◆ Set exercise:
Update the lines of the data starting at the line that contains "candle-body <box>137 244 143 247</box>" and ending at the line that contains "period-selector[interactable]: 週足 ▼" by replacing "y-tick-label" with "price-axis-label" everywhere it occurs. Return only those lines, with nothing else altered.

[Visual layout data]
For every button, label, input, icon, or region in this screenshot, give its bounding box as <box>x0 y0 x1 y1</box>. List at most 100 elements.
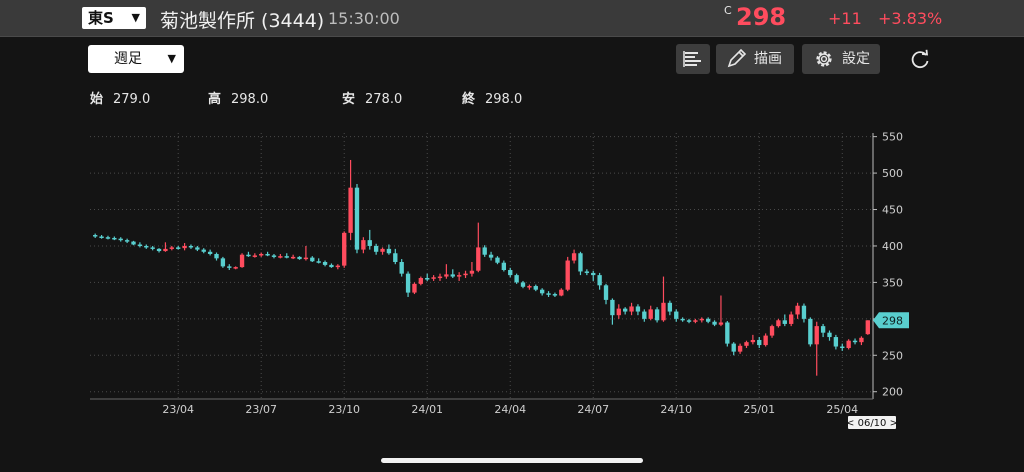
candle-body <box>137 244 143 247</box>
caret-down-icon: ▼ <box>131 11 140 24</box>
y-tick-label: 500 <box>882 167 903 180</box>
candle-body <box>712 321 717 325</box>
settings-button[interactable]: 設定 <box>802 44 880 74</box>
candle-body <box>814 326 819 345</box>
draw-button[interactable]: 描画 <box>716 44 794 74</box>
low-key: 安 <box>342 92 356 107</box>
stock-title: 菊池製作所 (3444) <box>160 10 325 32</box>
y-tick-label: 550 <box>882 131 903 144</box>
period-selector[interactable]: 週足 ▼ <box>88 45 184 73</box>
candle-body <box>188 245 194 248</box>
home-indicator[interactable] <box>381 458 643 463</box>
candle-body <box>808 318 813 345</box>
candle-body <box>214 253 219 259</box>
candle-body <box>373 245 379 252</box>
candle-body <box>559 289 564 296</box>
caret-down-icon: ▼ <box>167 52 176 65</box>
candle-body <box>431 277 436 279</box>
candle-body <box>131 241 136 245</box>
candle-body <box>195 247 200 250</box>
candle-body <box>795 305 800 315</box>
date-badge-bg[interactable] <box>848 416 896 429</box>
date-badge[interactable]: < 06/10 > <box>846 418 898 429</box>
ohlc-low: 安 278.0 <box>342 88 402 107</box>
price-change-pct: +3.83% <box>878 9 943 28</box>
candle-body <box>105 237 111 239</box>
candle-body <box>603 285 609 300</box>
candle-body <box>833 337 839 347</box>
candle-body <box>501 262 507 271</box>
candle-body <box>840 346 845 349</box>
candle-body <box>112 237 117 240</box>
candle-body <box>144 245 149 248</box>
draw-label: 描画 <box>754 51 782 67</box>
close-key: 終 <box>462 92 476 107</box>
candle-body <box>680 318 685 321</box>
period-label: 週足 <box>114 51 142 67</box>
candle-body <box>412 283 417 293</box>
candle-body <box>233 267 238 269</box>
candle-body <box>852 340 858 343</box>
candle-body <box>693 320 698 322</box>
high-key: 高 <box>208 92 222 107</box>
candle-body <box>239 254 245 268</box>
y-tick-label: 200 <box>882 386 903 399</box>
top-bar: 東S ▼ 菊池製作所 (3444) 15:30:00 C 298 +11 +3.… <box>0 0 1024 37</box>
candle-body <box>731 343 736 352</box>
candle-body <box>508 270 513 276</box>
candle-body <box>616 308 621 316</box>
close-value: 298.0 <box>485 92 523 107</box>
high-value: 298.0 <box>231 92 269 107</box>
indicator-list-button[interactable] <box>676 44 710 74</box>
candle-body <box>271 255 277 257</box>
exchange-selector[interactable]: 東S ▼ <box>82 7 146 29</box>
price-type-label: C <box>724 4 732 17</box>
candle-body <box>706 318 711 322</box>
candle-body <box>642 311 647 319</box>
candle-body <box>444 274 449 277</box>
candlestick-chart[interactable]: 55050045040035030025020023/0423/0723/102… <box>0 0 1024 440</box>
candle-body <box>718 322 724 325</box>
current-price: 298 <box>736 3 787 31</box>
candle-body <box>380 248 385 252</box>
candle-body <box>539 289 545 294</box>
candle-body <box>737 345 743 352</box>
candle-body <box>769 326 775 336</box>
candle-body <box>757 339 762 346</box>
candle-body <box>393 253 398 262</box>
candle-body <box>150 247 155 249</box>
gear-icon <box>816 51 832 67</box>
y-tick-label: 400 <box>882 240 903 253</box>
ohlc-close: 終 298.0 <box>462 88 522 107</box>
ohlc-high: 高 298.0 <box>208 88 268 107</box>
candle-body <box>591 272 596 276</box>
candle-body <box>303 257 309 260</box>
candle-body <box>201 249 206 252</box>
y-tick-label: 450 <box>882 204 903 217</box>
candle-body <box>750 339 756 343</box>
candle-body <box>744 342 749 346</box>
candle-body <box>584 271 590 273</box>
settings-label: 設定 <box>842 51 870 67</box>
x-tick-label: 23/10 <box>328 403 360 416</box>
candle-body <box>182 245 187 249</box>
candle-body <box>629 306 634 312</box>
candle-body <box>297 256 302 260</box>
candle-body <box>469 270 475 274</box>
candle-body <box>450 274 455 277</box>
x-tick-label: 25/04 <box>826 403 858 416</box>
candle-body <box>284 256 289 258</box>
candle-body <box>437 276 443 279</box>
refresh-icon[interactable] <box>909 49 931 71</box>
open-value: 279.0 <box>113 92 151 107</box>
candle-body <box>456 275 462 277</box>
candle-body <box>246 254 251 257</box>
candle-body <box>488 254 494 258</box>
list-bars-icon <box>683 51 701 67</box>
exchange-label: 東S <box>88 9 114 27</box>
candle-body <box>820 326 826 333</box>
candle-body <box>99 236 104 238</box>
candle-body <box>156 248 162 252</box>
candle-body <box>425 278 430 280</box>
x-tick-label: 24/07 <box>577 403 609 416</box>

◆ Task response:
candle-body <box>137 244 143 247</box>
caret-down-icon: ▼ <box>131 11 140 24</box>
price-axis-label: 500 <box>882 167 903 180</box>
candle-body <box>712 321 717 325</box>
settings-button[interactable]: 設定 <box>802 44 880 74</box>
candle-body <box>814 326 819 345</box>
draw-button[interactable]: 描画 <box>716 44 794 74</box>
low-key: 安 <box>342 92 356 107</box>
stock-title: 菊池製作所 (3444) <box>160 10 325 32</box>
price-axis-label: 550 <box>882 131 903 144</box>
period-selector[interactable]: 週足 ▼ <box>88 45 184 73</box>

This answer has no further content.